To be done >> Select lines where the word "that" appears.

Records for processing >>
----------

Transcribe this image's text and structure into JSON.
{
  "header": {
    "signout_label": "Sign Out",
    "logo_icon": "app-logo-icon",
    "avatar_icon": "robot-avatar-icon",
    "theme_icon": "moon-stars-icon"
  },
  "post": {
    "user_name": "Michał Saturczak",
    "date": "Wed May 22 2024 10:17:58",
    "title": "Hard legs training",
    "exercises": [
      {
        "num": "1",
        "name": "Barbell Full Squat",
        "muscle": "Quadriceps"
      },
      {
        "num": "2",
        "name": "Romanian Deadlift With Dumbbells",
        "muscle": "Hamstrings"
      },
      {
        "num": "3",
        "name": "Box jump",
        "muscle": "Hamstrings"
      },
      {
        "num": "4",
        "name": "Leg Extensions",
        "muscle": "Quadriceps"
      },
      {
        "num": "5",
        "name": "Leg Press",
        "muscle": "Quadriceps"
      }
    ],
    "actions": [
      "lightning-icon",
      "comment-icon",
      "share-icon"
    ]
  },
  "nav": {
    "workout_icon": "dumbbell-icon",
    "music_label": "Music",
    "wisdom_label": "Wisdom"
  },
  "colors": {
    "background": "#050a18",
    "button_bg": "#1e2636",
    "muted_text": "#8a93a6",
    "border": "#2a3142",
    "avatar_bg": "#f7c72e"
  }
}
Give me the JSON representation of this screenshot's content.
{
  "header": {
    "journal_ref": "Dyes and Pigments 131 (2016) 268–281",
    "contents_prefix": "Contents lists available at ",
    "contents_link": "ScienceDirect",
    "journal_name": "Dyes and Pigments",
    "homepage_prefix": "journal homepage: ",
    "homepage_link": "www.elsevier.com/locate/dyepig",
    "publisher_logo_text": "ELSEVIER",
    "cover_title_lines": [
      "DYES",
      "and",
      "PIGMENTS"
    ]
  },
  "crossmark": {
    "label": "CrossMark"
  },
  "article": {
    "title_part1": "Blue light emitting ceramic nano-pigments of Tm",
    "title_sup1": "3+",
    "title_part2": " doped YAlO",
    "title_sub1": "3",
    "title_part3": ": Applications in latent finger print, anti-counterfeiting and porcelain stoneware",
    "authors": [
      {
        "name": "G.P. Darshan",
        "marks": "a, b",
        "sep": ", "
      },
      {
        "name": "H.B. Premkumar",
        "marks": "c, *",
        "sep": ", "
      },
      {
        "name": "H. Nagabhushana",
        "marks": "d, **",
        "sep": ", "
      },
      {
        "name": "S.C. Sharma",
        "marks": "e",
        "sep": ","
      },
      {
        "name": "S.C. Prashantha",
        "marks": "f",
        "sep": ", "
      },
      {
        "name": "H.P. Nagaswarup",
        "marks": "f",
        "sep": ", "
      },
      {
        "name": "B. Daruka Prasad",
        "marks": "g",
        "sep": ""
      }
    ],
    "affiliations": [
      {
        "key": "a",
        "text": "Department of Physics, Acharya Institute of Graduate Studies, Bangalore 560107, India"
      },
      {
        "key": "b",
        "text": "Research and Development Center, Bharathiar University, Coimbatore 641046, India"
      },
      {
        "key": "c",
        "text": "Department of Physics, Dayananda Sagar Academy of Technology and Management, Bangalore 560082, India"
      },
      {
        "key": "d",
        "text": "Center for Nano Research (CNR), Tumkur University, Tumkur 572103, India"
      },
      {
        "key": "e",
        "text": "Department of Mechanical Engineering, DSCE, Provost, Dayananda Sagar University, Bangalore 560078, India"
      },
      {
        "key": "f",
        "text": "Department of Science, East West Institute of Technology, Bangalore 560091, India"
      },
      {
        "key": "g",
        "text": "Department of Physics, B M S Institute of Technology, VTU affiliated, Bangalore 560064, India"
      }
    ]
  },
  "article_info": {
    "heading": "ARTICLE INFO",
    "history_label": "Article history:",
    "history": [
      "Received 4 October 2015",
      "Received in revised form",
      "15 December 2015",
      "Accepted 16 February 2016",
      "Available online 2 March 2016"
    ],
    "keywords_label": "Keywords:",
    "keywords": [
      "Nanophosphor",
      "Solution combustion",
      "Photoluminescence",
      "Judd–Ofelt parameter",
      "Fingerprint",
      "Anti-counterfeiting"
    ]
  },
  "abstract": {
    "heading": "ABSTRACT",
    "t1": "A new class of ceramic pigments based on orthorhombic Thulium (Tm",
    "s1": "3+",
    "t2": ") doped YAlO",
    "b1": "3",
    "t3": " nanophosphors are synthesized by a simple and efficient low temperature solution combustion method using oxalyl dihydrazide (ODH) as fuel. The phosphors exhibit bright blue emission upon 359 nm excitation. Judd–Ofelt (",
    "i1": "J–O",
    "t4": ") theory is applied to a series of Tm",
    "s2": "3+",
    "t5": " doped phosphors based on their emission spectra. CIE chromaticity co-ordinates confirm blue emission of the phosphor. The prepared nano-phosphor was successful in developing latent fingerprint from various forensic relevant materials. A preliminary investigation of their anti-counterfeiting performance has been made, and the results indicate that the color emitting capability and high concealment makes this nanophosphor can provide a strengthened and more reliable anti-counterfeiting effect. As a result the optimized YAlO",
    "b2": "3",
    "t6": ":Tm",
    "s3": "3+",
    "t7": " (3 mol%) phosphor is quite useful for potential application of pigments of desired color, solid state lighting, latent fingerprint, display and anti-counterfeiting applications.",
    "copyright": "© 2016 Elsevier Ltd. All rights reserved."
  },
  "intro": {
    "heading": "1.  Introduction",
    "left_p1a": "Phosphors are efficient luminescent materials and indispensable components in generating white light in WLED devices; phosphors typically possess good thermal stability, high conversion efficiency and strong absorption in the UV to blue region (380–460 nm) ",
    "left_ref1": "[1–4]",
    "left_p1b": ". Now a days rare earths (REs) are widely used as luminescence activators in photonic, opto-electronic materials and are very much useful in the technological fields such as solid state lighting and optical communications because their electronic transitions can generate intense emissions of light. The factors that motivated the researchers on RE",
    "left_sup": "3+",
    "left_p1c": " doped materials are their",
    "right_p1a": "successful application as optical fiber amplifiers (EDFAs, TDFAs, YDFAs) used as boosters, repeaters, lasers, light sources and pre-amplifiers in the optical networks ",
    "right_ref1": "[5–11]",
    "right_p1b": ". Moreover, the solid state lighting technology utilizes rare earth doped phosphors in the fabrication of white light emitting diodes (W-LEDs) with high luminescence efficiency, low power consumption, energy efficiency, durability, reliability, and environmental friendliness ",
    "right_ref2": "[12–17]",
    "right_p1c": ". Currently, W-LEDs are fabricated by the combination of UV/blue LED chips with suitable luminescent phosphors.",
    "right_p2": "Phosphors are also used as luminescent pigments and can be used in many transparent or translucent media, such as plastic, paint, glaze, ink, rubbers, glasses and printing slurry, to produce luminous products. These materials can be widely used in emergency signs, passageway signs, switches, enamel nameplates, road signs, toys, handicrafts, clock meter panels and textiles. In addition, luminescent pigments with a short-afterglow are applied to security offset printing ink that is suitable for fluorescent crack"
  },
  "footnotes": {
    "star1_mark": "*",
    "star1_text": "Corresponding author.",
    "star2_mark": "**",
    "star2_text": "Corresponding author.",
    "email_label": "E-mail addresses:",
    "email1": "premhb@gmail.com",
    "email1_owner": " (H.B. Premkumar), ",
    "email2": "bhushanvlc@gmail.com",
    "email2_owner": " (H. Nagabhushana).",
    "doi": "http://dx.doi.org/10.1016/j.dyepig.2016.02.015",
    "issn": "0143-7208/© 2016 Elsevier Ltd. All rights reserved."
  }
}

----------

Task result >>
    "t5": " doped phosphors based on their emission spectra. CIE chromaticity co-ordinates confirm blue emission of the phosphor. The prepared nano-phosphor was successful in developing latent fingerprint from various forensic relevant materials. A preliminary investigation of their anti-counterfeiting performance has been made, and the results indicate that the color emitting capability and high concealment makes this nanophosphor can provide a strengthened and more reliable anti-counterfeiting effect. As a result the optimized YAlO",
    "left_p1b": ". Now a days rare earths (REs) are widely used as luminescence activators in photonic, opto-electronic materials and are very much useful in the technological fields such as solid state lighting and optical communications because their electronic transitions can generate intense emissions of light. The factors that motivated the researchers on RE",
    "right_p2": "Phosphors are also used as luminescent pigments and can be used in many transparent or translucent media, such as plastic, paint, glaze, ink, rubbers, glasses and printing slurry, to produce luminous products. These materials can be widely used in emergency signs, passageway signs, switches, enamel nameplates, road signs, toys, handicrafts, clock meter panels and textiles. In addition, luminescent pigments with a short-afterglow are applied to security offset printing ink that is suitable for fluorescent crack"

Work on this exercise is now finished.